### Instruction
Reproduce in full and without any changes the forum thread on finding common ground in a marriage, which appears below ahead of the records.

### Source document
━━━━━━━━━━━━━━━━
# Help with marriage..



## tforty1851

Well, not sure if this is where I can post, but just wondering what I can do to make my marriage better. My husband and I have a lot of differences. There are a lot of things that he doesn't like to do and that i do like. And things he likes that I don't like. How do we find common ground? 

I like being spontaneous and romantic..I like going for long spontaneous drives and getting lost..at least this is what I did before we were married. We have been married almost 12 years. I like..hugging and kissing. Long kisses. I like relaxing watching t.v. My favorites are lifetime and girly show, talk shows, House. I like Psychology, and researching things on the internet. I like scrapbooking and pictures. I like watching or going to movies. I like the sunlight and bathing in it, or going swimming when it is hot. I like the outdoors, though a lot of time i am indoors. I am more dependant and don't doing things by myself. The list goes on.

My husband: likes watching his football on t.v., he likes working a lot, he doesn't drink or smoke (i did), he is not romantic or touchy-feely, he doesn't have a hobby, hasn't had time for one, doesn't like going for long drives, doesn't like swimming (for his own reasons), doesn't like sun-bathing, likes to relax when he can, loves to spend time with the family and watch or go to the movies, loves music and would be a music critic himself if he could, loves Lincoln Park and Korn, doesnt like shopping, loves to talk and conversates with others a lot and has a lot of friends, but not much close ones (he is in navy), likes to sleep when he can...

I am trying to find common ground, and find something that we can share together to bond. We have been married a long time, and I would like to keep that going. But we don't have much in common. Maybe if I could find something that we can enjoy together, we can keep those sparks alive. Any help appreciated or what anyone else might have done.


----------



## greenpearl

How about having a talk together?

Sometimes you two do things he likes!
━━━━━━━━━━━━━━━━
### Given records
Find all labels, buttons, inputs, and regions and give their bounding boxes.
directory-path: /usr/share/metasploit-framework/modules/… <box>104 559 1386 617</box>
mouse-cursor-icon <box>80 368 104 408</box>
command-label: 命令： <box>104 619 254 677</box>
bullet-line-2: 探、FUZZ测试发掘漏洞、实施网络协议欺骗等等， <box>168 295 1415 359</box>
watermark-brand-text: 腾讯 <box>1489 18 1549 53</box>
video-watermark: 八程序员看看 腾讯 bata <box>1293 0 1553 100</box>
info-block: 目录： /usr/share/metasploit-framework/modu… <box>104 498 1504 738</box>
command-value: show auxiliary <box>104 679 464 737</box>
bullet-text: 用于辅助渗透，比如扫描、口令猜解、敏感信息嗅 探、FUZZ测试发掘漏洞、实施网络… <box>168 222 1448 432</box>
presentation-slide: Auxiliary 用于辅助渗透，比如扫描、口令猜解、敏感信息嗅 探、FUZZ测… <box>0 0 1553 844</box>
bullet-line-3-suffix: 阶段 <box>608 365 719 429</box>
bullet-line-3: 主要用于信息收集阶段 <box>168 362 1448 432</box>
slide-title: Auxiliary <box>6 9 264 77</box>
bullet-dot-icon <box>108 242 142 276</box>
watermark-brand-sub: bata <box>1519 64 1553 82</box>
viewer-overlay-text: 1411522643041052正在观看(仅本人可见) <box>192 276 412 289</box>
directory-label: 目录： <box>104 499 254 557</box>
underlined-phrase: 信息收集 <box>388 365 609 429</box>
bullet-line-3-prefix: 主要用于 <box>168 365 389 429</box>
━━━━━━━━━━━━━━━━
### Expected answer
# Help with marriage..



## tforty1851

Well, not sure if this is where I can post, but just wondering what I can do to make my marriage better. My husband and I have a lot of differences. There are a lot of things that he doesn't like to do and that i do like. And things he likes that I don't like. How do we find common ground? 

I like being spontaneous and romantic..I like going for long spontaneous drives and getting lost..at least this is what I did before we were married. We have been married almost 12 years. I like..hugging and kissing. Long kisses. I like relaxing watching t.v. My favorites are lifetime and girly show, talk shows, House. I like Psychology, and researching things on the internet. I like scrapbooking and pictures. I like watching or going to movies. I like the sunlight and bathing in it, or going swimming when it is hot. I like the outdoors, though a lot of time i am indoors. I am more dependant and don't doing things by myself. The list goes on.

My husband: likes watching his football on t.v., he likes working a lot, he doesn't drink or smoke (i did), he is not romantic or touchy-feely, he doesn't have a hobby, hasn't had time for one, doesn't like going for long drives, doesn't like swimming (for his own reasons), doesn't like sun-bathing, likes to relax when he can, loves to spend time with the family and watch or go to the movies, loves music and would be a music critic himself if he could, loves Lincoln Park and Korn, doesnt like shopping, loves to talk and conversates with others a lot and has a lot of friends, but not much close ones (he is in navy), likes to sleep when he can...

I am trying to find common ground, and find something that we can share together to bond. We have been married a long time, and I would like to keep that going. But we don't have much in common. Maybe if I could find something that we can enjoy together, we can keep those sparks alive. Any help appreciated or what anyone else might have done.


----------



## greenpearl

How about having a talk together?

Sometimes you two do things he likes!